Размещено на портале Архи.ру (www.archi.ru)

01.01.2006

Есть ли у архитектуры будущее?

Г.В.Ф.Гегель не верил в будущее архитектуры. Н.В.Гоголь и Ф.Л.Райт, наоборот, в него верили. Мы склонны рассматривать кризисные явления в современном зодчестве как нечто временное и преходящее, обусловленное скорее внешними препятствиями развития нашего профессионального дела, чем его внутренней исчерпанностью. Было бы плохо, однако, если бы представить себе самую возможность исчезновения архитектуры нам мешал затаенный страх, ибо это значило бы, что мы не верим в самые фундаментальные основы нашей профессии.
Архитектура - явление историческое. Она возникла при определенных обстоятельствах и может исчезнуть, уступив место каким-то иным формам культуры. И хотя речь идет о принципиальной возможности, как раз сегодня у нас достаточно оснований для того, чтобы начать разговор на эту тему. Может ли архитектура выжить в условиях научно-технического прогресса, не сочтет ли со временем человечество архитектуру "излишеством"? Речь идет, разумеется, не о материальных сооружениях самих по себе, а о том, сохранится ли в будущем необходимость придавать утилитарным постройкам символический, художественный смысл.
Для начала небесполезно припомнить некоторые из многочисленных симптомов угасания интереса к архитектуре. Во-первых это явное предпочтение, отдаваемое общественным мнением историческим памятникам в сравнении с современной "застройкой". Последняя все чаще вообще не рассматривается в качестве духовной ценности, отчего и возникает парадоксальный призыв "спасать архитектуру от архитекторов". Однако вспыхнувшая сегодня страсть к охране прошлой архитектуры не должна восприниматься как выражение любви к зодчеству как таковому. Исторические памятники являются свидетельством любви и уважения к истории. Самый захудалый домишко может стать национальной реликвией, если судьба его связана с именем великого человека. Даже архитекторы, сегодня склонны предпочитать сооружения прошлого современным.

__Ваша задача__:
Напишите продолжение статьи о будущем архитектуры, начиная сразу после её последнего предложения.

__Список записей__:
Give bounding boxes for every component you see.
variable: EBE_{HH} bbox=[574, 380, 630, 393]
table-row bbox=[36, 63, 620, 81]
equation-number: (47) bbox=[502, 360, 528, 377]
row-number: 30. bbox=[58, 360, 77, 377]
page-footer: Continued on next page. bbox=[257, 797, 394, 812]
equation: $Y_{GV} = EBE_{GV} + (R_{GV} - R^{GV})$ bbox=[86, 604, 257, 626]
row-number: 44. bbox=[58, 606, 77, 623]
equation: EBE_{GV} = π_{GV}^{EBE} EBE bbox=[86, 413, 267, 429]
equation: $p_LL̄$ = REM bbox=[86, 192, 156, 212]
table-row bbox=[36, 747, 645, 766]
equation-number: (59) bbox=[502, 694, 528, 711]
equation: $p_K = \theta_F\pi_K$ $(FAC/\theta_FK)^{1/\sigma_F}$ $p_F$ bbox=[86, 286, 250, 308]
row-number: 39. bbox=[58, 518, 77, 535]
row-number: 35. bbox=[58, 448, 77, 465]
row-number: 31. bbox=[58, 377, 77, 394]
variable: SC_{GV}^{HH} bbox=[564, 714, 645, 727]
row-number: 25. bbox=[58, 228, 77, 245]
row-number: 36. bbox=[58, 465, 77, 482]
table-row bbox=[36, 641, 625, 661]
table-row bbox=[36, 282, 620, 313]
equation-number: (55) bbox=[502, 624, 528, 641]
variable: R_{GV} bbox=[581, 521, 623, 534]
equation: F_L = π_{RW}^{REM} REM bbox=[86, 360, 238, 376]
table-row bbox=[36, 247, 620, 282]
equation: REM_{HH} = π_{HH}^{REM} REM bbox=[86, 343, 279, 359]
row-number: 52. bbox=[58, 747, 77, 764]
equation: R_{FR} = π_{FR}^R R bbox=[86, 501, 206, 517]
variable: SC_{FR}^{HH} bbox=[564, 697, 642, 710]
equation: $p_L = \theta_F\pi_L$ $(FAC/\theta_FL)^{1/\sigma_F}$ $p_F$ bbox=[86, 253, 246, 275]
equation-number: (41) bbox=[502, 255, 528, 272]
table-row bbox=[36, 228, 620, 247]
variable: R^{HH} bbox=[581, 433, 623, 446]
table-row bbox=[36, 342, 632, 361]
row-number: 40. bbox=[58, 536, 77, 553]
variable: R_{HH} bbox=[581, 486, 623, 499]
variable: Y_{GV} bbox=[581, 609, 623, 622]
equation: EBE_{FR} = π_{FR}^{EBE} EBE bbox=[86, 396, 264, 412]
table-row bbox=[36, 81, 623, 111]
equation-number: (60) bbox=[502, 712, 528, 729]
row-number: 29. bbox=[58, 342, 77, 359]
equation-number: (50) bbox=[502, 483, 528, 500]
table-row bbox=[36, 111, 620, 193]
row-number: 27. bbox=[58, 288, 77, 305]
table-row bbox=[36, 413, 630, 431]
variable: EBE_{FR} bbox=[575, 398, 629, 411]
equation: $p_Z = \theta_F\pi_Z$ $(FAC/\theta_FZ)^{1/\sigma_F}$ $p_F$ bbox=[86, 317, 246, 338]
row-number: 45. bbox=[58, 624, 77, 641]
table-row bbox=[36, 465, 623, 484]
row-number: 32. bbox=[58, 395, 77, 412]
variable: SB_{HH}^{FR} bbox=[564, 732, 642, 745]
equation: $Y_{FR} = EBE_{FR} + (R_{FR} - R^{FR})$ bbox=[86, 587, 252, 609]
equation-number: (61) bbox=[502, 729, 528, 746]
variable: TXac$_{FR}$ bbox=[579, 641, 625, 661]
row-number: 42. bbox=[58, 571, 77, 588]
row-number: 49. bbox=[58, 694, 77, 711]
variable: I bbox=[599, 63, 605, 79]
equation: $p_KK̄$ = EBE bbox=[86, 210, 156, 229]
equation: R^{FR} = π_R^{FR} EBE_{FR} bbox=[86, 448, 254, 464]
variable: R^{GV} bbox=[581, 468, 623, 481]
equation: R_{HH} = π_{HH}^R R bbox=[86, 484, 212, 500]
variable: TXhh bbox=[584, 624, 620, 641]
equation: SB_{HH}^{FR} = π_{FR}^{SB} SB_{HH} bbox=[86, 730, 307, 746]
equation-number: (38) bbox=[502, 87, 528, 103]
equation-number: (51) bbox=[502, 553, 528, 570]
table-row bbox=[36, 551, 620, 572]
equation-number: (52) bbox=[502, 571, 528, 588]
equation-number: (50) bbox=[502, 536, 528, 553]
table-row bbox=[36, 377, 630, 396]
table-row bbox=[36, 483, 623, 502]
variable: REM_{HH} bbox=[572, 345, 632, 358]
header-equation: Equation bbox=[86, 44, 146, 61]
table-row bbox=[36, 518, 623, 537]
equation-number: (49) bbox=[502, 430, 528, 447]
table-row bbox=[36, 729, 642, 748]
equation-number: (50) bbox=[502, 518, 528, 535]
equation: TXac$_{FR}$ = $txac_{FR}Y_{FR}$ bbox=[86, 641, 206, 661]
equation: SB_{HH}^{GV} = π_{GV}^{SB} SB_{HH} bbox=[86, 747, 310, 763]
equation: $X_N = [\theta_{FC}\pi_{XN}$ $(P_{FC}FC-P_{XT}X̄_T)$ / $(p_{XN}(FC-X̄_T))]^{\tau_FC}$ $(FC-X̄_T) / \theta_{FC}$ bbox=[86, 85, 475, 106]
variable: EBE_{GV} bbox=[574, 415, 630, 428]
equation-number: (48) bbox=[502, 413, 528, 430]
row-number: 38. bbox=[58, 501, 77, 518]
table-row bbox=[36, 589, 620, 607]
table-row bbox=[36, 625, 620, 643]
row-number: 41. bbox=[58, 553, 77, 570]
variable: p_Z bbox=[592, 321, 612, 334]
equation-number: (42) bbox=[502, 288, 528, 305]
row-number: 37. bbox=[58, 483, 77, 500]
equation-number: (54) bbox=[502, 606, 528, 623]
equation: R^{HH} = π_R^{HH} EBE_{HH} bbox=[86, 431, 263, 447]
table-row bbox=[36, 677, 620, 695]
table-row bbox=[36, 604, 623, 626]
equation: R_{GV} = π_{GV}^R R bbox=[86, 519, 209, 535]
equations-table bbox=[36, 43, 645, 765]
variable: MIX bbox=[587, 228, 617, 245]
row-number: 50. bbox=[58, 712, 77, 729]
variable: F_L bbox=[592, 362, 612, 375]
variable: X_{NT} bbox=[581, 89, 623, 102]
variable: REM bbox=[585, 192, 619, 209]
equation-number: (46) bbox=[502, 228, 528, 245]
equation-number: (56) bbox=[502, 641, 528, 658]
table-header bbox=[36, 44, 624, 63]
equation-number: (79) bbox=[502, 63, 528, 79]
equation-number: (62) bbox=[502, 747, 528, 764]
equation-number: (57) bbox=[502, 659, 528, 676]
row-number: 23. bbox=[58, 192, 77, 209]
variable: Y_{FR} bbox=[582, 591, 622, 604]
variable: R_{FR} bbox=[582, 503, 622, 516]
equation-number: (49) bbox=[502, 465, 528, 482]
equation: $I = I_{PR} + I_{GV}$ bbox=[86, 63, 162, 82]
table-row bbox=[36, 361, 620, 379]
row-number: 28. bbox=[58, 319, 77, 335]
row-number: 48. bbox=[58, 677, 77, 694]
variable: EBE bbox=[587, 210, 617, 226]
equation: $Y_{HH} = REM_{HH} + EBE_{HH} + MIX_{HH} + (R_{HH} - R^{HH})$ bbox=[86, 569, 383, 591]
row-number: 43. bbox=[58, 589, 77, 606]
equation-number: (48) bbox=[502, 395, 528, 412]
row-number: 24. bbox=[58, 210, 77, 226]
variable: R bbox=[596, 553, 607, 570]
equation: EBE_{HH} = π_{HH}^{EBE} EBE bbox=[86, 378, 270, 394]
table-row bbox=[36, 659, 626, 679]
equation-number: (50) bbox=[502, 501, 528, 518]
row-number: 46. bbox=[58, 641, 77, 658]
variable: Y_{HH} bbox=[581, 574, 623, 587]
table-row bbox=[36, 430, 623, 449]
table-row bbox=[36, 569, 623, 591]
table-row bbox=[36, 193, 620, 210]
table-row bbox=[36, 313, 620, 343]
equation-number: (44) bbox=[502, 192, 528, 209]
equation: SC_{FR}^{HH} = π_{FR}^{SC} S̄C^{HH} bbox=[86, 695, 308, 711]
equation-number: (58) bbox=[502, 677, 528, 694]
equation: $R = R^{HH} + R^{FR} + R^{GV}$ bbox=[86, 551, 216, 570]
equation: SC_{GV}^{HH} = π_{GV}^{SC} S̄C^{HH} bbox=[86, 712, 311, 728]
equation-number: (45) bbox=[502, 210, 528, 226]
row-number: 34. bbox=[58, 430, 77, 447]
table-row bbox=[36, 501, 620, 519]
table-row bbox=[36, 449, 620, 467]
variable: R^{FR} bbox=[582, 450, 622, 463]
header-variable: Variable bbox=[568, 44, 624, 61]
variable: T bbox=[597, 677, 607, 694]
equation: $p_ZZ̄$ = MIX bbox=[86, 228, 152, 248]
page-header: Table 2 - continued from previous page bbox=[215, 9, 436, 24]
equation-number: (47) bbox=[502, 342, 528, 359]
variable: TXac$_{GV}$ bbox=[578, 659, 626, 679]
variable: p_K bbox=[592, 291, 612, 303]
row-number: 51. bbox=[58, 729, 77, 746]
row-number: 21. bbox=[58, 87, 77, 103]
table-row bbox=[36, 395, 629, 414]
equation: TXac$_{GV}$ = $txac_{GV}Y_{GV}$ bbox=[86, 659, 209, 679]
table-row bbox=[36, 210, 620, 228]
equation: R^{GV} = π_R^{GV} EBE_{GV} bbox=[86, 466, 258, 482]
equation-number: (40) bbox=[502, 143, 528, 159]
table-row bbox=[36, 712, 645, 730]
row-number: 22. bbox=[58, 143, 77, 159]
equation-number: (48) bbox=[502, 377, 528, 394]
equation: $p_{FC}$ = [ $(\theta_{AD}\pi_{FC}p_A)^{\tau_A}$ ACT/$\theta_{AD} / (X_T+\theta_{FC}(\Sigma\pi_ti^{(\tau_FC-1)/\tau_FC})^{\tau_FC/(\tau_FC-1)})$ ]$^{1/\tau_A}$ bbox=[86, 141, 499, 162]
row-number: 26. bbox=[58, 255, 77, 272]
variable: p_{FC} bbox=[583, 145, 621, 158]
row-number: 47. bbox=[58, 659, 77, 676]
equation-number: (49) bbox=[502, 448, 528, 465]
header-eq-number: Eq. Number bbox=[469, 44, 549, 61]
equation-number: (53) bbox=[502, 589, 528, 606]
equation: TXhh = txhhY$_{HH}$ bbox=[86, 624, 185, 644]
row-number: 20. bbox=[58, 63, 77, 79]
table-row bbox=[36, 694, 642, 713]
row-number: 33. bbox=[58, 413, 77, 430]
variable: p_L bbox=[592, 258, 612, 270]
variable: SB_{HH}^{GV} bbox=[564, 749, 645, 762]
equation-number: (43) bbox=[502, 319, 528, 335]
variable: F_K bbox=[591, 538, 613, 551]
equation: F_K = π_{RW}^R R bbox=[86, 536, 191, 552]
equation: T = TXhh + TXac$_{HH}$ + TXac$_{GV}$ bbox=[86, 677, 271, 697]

--

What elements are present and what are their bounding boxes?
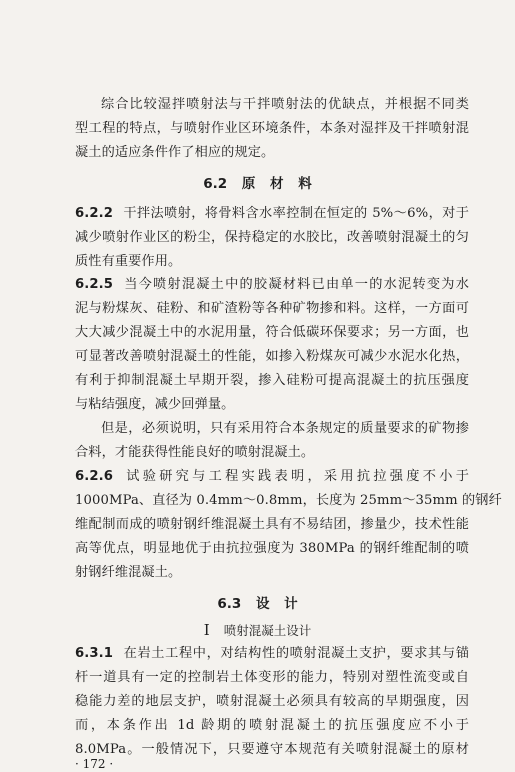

__Правильный ответ__:
Лет двадцать назад создавалось множество проектов "города будущего", как правило, в стиле технологических утопий. Сегодня все эти пространственные структуры, движущиеся и висячие конструкции так же наскучили профессиональному сознанию, как жителю - бесконечные "коробки" новых районов, ибо в них стала совершенно очевидной человеческая нейтральность или, попросту говоря, пустота.
Однако последовавшие за этими утопическими схемами новая эклектика, контекстуализм, ирония постмодернизма, принципы партиципации и пр. все же сильно уступают по силе творческого энтузиазма футуристическим и функционалистским программам начала века. В наши дни складывается ситуация, напоминающая атмосферу конца прошлого века, когда мощные импульсы исторического самосознания сопровождались признаками творческого упадка.
Многообразие вкусов, идей и концепций конца прошлого и нынешнего века не создают той надежной для Архитектуры опоры, о которой мечтали и классицизм, и авангард и не случайно, что место Архитектуры в профессиональном сознании замещается категорией "среды" как альтернативы архитектурной традиции.
Терминологический кентавр "архитектурная среда" смягчает но не спасает положения. Ведь и серьезная критика видит порой в массовой архитектуре инженерию и дизайн.
Другой симптом - падение интереса к современной архитектуре в общественном сознании. Сейчас трудно найти не специалиста, который знал бы имена зодчих или умел бы различать стилистические течения современного зодчества так же, как стили прошлых эпох. Публицистика, если и обращается к архитектуре, то часто сводит все архитектурное содержание к двум-трем безликим штампам (пресловутое "здание из стекла и бетона"), уделяя основное внимание организационным проблемам проектирования и строительства, вопросам обслуживания и экологии. И уж совсем трудно представить себе, чтобы художники, композиторы, режиссеры обратились бы сегодня за советом к "матери всех искусств". Архитектура стала скучной, и слова Вольтера, утверждавшего право на существование любого искусства, кроме скучного, бьют современную архитектуру не в бровь, а в глаз.
Мне могут возразить, что все это - временные явления, порожденные в разных случаях политическими,экономическими или организационными причинами. Не спорю. Но стоит рассмотреть их и с другой точки зрения, поставив вопрос о судьбе искусства архитектуры в контексте общих закономерностей развития человеческой культуры. Не делают ли условия века электроники и космических полетов архитектуру излишней?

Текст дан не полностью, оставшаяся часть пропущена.